* Begin *

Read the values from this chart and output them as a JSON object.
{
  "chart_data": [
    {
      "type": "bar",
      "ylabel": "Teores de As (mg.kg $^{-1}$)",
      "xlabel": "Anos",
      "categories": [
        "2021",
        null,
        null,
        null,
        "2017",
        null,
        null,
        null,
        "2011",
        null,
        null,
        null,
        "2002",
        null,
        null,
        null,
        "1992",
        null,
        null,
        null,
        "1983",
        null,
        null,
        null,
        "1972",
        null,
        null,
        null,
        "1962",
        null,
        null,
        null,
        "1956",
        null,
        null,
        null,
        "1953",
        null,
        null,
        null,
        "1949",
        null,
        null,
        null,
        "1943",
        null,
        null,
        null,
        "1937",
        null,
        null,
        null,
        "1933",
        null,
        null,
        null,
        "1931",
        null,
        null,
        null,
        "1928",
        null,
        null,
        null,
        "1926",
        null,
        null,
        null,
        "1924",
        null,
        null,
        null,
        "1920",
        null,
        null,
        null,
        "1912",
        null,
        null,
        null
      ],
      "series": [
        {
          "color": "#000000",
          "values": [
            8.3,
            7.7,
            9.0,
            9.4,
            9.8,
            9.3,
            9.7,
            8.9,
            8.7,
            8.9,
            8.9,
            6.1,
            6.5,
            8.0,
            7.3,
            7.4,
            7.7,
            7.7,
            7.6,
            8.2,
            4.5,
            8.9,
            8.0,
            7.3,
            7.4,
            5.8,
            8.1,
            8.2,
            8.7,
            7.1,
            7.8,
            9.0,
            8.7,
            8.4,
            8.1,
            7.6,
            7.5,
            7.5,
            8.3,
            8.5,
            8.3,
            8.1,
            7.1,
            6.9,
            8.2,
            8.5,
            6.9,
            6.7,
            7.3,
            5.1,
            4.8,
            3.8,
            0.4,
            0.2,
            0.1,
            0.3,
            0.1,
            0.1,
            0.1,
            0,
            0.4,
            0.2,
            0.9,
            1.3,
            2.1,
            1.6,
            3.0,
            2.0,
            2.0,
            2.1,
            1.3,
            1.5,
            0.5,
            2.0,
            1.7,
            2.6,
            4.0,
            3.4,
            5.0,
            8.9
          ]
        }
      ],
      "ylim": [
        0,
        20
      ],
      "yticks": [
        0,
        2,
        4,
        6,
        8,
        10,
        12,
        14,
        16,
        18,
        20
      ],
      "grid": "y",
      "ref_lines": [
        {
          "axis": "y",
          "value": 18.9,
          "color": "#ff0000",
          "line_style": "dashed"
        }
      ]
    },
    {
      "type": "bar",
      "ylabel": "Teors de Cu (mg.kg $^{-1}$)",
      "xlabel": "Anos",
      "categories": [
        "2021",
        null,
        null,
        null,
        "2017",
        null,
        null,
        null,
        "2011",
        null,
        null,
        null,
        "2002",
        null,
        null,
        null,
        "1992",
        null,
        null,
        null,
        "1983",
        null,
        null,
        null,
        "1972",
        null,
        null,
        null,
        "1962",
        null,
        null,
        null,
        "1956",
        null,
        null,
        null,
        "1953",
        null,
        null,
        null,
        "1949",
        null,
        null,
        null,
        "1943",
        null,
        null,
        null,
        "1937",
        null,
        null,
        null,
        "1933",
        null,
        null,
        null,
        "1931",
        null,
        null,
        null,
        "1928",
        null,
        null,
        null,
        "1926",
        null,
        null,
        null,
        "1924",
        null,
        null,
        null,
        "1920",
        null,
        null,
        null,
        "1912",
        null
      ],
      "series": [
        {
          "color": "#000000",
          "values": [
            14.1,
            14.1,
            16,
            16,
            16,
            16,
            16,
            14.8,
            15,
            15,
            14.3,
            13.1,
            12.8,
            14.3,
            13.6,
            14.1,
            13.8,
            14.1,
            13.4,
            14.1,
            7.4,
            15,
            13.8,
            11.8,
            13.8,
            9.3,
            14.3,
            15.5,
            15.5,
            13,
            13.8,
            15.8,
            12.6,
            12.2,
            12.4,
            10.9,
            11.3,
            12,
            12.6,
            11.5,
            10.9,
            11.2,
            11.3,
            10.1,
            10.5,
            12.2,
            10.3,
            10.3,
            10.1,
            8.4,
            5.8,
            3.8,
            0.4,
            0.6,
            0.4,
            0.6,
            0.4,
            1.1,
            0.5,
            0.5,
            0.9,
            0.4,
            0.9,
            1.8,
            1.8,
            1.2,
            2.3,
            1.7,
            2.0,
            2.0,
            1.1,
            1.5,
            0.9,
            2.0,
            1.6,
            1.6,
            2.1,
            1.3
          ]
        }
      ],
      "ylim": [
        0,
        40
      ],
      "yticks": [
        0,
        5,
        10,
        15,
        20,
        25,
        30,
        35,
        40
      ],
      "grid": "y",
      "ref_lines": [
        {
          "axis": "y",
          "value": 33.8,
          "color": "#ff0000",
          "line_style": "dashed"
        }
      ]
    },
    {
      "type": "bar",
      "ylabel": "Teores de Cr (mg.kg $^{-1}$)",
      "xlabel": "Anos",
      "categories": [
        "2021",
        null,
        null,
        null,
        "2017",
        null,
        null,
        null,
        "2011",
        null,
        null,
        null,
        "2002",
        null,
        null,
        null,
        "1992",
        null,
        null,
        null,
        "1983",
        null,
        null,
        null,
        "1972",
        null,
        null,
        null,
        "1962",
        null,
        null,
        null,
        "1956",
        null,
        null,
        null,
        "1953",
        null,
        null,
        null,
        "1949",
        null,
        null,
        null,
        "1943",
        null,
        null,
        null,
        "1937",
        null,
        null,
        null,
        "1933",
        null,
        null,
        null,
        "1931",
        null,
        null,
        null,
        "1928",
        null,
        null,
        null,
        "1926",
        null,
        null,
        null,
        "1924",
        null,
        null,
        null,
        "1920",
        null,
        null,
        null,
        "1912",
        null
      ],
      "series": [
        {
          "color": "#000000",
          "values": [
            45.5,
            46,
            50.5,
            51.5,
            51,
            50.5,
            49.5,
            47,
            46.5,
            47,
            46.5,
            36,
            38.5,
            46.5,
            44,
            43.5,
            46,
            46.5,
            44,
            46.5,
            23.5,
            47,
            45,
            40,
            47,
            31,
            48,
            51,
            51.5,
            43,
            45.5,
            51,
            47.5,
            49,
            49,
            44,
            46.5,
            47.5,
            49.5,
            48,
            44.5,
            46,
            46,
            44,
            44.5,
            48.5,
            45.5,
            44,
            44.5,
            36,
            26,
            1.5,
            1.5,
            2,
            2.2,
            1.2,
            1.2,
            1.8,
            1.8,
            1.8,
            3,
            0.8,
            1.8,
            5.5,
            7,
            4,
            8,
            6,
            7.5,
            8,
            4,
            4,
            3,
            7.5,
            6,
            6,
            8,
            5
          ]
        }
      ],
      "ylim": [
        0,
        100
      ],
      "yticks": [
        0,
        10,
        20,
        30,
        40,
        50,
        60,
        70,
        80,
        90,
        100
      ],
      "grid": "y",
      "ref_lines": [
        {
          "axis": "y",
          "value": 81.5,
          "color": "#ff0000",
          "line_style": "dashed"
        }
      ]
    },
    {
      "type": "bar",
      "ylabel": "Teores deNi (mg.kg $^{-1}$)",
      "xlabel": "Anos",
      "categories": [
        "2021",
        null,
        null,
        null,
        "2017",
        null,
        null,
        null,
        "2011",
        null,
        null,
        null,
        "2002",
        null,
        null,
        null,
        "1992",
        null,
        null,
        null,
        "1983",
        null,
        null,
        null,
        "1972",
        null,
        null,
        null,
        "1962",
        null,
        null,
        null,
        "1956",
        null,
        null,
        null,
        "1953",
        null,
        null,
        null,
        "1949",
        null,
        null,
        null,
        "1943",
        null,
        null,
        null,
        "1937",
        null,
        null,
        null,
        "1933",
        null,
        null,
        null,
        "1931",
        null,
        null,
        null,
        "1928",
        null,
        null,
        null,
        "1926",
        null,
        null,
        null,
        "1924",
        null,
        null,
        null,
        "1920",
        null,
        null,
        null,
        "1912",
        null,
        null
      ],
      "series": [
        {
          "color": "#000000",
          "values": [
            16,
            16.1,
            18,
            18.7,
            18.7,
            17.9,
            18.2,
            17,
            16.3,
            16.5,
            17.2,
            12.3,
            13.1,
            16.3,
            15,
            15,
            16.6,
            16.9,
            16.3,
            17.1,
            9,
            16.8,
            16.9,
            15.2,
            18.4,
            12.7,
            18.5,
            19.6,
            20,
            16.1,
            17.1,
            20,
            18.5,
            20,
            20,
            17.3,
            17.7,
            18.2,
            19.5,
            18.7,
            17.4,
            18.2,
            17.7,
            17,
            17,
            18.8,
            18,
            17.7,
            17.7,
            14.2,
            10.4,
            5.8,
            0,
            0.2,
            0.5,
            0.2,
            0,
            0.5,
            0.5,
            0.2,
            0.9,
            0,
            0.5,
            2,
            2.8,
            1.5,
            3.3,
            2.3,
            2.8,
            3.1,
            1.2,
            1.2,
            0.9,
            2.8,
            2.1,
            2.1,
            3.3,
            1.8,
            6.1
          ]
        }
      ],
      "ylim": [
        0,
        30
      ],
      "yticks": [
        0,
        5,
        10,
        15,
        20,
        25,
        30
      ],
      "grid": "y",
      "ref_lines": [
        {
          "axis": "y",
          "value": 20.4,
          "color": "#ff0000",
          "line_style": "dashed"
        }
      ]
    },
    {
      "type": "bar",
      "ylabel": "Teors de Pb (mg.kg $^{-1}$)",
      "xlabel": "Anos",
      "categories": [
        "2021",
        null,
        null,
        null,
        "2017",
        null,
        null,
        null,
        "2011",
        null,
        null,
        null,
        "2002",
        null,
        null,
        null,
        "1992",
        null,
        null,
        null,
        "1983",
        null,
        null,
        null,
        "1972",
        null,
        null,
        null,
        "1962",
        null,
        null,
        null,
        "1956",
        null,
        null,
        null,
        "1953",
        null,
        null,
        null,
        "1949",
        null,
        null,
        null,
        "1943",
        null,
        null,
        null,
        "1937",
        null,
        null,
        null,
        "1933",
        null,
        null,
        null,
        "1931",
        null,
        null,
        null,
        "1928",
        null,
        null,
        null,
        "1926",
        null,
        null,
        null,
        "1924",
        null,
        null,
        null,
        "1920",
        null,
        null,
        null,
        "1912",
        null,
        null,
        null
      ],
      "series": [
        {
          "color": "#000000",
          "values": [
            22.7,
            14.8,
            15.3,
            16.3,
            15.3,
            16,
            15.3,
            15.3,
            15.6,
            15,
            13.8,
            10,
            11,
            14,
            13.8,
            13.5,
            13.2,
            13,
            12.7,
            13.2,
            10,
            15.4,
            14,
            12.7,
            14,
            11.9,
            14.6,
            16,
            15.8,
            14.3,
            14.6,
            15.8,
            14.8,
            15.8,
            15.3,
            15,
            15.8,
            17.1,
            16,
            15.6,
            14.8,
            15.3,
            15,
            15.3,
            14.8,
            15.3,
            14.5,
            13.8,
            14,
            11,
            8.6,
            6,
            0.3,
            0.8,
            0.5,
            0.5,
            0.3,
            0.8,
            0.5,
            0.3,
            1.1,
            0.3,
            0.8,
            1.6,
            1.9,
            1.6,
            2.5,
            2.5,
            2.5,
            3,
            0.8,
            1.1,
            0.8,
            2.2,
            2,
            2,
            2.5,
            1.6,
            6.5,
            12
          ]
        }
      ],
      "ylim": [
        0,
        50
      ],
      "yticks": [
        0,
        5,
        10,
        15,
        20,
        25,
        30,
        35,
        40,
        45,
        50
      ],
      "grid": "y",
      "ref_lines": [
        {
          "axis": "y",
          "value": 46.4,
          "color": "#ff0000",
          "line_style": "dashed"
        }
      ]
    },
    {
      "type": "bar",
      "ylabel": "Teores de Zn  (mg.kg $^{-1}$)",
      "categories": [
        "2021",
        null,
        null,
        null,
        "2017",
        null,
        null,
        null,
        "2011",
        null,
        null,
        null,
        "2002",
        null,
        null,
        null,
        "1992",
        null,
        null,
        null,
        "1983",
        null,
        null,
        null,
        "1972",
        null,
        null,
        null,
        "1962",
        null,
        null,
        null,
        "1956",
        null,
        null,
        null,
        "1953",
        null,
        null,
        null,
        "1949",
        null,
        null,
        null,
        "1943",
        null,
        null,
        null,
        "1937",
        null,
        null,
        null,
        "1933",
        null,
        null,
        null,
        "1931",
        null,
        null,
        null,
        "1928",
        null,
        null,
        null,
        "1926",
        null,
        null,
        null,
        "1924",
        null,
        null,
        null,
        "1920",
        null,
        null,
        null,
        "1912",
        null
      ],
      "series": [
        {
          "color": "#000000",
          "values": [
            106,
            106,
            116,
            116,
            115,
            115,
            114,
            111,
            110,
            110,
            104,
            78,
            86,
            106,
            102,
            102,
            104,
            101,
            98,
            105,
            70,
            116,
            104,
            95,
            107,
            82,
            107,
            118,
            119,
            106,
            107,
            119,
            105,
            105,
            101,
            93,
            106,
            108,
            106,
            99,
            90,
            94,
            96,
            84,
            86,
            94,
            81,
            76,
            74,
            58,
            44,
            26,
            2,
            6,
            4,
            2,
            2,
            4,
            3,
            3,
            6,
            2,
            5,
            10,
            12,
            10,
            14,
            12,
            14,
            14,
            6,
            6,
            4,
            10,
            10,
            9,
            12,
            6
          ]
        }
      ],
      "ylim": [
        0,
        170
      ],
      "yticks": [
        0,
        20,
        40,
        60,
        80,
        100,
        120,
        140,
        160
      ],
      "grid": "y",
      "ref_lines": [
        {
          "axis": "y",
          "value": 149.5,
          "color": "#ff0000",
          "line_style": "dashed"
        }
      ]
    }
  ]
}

* End *

--- What the task requires ---
Lines containing the word "ylabel" must all be returned from the material above.

--- Solution for this task ---
      "ylabel": "Teores de As (mg.kg $^{-1}$)",
      "ylabel": "Teors de Cu (mg.kg $^{-1}$)",
      "ylabel": "Teores de Cr (mg.kg $^{-1}$)",
      "ylabel": "Teores deNi (mg.kg $^{-1}$)",
      "ylabel": "Teors de Pb (mg.kg $^{-1}$)",
      "ylabel": "Teores de Zn  (mg.kg $^{-1}$)",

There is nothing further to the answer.